[Figure content listings]
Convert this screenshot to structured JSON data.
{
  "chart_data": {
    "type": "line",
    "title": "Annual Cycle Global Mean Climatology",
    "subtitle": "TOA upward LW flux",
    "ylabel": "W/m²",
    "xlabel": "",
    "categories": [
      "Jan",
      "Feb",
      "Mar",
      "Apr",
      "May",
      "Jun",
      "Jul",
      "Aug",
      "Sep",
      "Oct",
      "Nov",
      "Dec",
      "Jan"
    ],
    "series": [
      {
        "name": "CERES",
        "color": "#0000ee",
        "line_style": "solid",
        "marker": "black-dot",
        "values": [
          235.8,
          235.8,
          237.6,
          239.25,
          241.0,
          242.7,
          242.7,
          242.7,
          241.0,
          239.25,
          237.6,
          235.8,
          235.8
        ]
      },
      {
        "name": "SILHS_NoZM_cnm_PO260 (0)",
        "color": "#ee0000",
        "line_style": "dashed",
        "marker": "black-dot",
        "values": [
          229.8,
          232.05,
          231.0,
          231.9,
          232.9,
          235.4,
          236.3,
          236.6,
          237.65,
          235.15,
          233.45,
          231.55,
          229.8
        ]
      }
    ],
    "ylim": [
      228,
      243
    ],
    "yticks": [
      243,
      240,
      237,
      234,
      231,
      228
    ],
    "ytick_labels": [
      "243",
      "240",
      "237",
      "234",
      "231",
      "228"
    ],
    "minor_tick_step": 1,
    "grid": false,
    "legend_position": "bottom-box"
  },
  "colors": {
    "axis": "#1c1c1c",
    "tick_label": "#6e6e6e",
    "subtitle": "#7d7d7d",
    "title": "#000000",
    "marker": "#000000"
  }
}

Work to be completed ::
Emit the full listing verbatim.

Answer ::
Convert this screenshot to structured JSON data.
{
  "chart_data": {
    "type": "line",
    "title": "Annual Cycle Global Mean Climatology",
    "subtitle": "TOA upward LW flux",
    "ylabel": "W/m²",
    "xlabel": "",
    "categories": [
      "Jan",
      "Feb",
      "Mar",
      "Apr",
      "May",
      "Jun",
      "Jul",
      "Aug",
      "Sep",
      "Oct",
      "Nov",
      "Dec",
      "Jan"
    ],
    "series": [
      {
        "name": "CERES",
        "color": "#0000ee",
        "line_style": "solid",
        "marker": "black-dot",
        "values": [
          235.8,
          235.8,
          237.6,
          239.25,
          241.0,
          242.7,
          242.7,
          242.7,
          241.0,
          239.25,
          237.6,
          235.8,
          235.8
        ]
      },
      {
        "name": "SILHS_NoZM_cnm_PO260 (0)",
        "color": "#ee0000",
        "line_style": "dashed",
        "marker": "black-dot",
        "values": [
          229.8,
          232.05,
          231.0,
          231.9,
          232.9,
          235.4,
          236.3,
          236.6,
          237.65,
          235.15,
          233.45,
          231.55,
          229.8
        ]
      }
    ],
    "ylim": [
      228,
      243
    ],
    "yticks": [
      243,
      240,
      237,
      234,
      231,
      228
    ],
    "ytick_labels": [
      "243",
      "240",
      "237",
      "234",
      "231",
      "228"
    ],
    "minor_tick_step": 1,
    "grid": false,
    "legend_position": "bottom-box"
  },
  "colors": {
    "axis": "#1c1c1c",
    "tick_label": "#6e6e6e",
    "subtitle": "#7d7d7d",
    "title": "#000000",
    "marker": "#000000"
  }
}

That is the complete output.